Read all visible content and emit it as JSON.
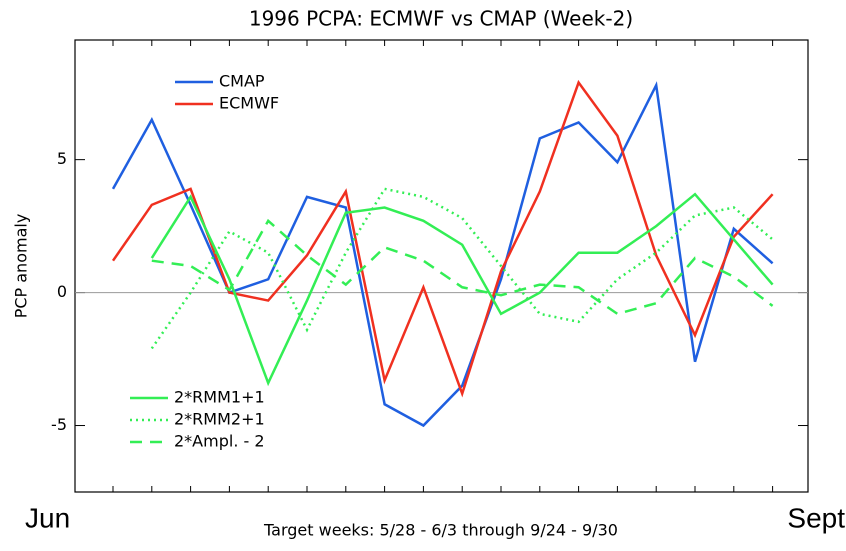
{
  "chart_data": {
    "type": "line",
    "title": "1996 PCPA: ECMWF vs CMAP (Week-2)",
    "xlabel": "Target weeks: 5/28 - 6/3 through 9/24 - 9/30",
    "ylabel": "PCP anomaly",
    "annotations": [
      "Jun",
      "Sept"
    ],
    "categories": [
      null,
      null,
      null,
      null,
      null,
      null,
      null,
      null,
      null,
      null,
      null,
      null,
      null,
      null,
      null,
      null,
      null,
      null
    ],
    "series": [
      {
        "name": "CMAP",
        "color": "#1f5fe0",
        "dash": "solid",
        "values": [
          3.9,
          6.5,
          3.3,
          0,
          0.5,
          3.6,
          3.2,
          -4.2,
          -5.0,
          -3.5,
          0.5,
          5.8,
          6.4,
          4.9,
          7.8,
          -2.6,
          2.4,
          1.1
        ]
      },
      {
        "name": "ECMWF",
        "color": "#f03020",
        "dash": "solid",
        "values": [
          1.2,
          3.3,
          3.9,
          0,
          -0.3,
          1.4,
          3.8,
          -3.3,
          0.2,
          -3.8,
          0.8,
          3.8,
          7.9,
          5.9,
          1.4,
          -1.6,
          2.1,
          3.7
        ]
      },
      {
        "name": "2*RMM1+1",
        "color": "#33ee55",
        "dash": "solid",
        "values": [
          null,
          1.3,
          3.6,
          0.5,
          -3.4,
          -0.3,
          3.0,
          3.2,
          2.7,
          1.8,
          -0.8,
          0,
          1.5,
          1.5,
          2.5,
          3.7,
          2.0,
          0.3
        ]
      },
      {
        "name": "2*RMM2+1",
        "color": "#33ee55",
        "dash": "dotted",
        "values": [
          null,
          -2.1,
          0,
          2.3,
          1.5,
          -1.4,
          1.5,
          3.9,
          3.6,
          2.8,
          1.0,
          -0.8,
          -1.1,
          0.5,
          1.5,
          2.9,
          3.2,
          2.0
        ]
      },
      {
        "name": "2*Ampl. - 2",
        "color": "#33ee55",
        "dash": "dashed",
        "values": [
          null,
          1.2,
          1.0,
          0.1,
          2.7,
          1.4,
          0.3,
          1.7,
          1.2,
          0.2,
          -0.1,
          0.3,
          0.2,
          -0.8,
          -0.4,
          1.3,
          0.6,
          -0.5
        ]
      }
    ],
    "ylim": [
      -7.5,
      9.5
    ],
    "yticks": [
      -5,
      0,
      5
    ]
  }
}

——————

TASK. Every line in the data above that contains "name" needs to be copied.

WRITTEN ANSWER.
        "name": "CMAP",
        "name": "ECMWF",
        "name": "2*RMM1+1",
        "name": "2*RMM2+1",
        "name": "2*Ampl. - 2",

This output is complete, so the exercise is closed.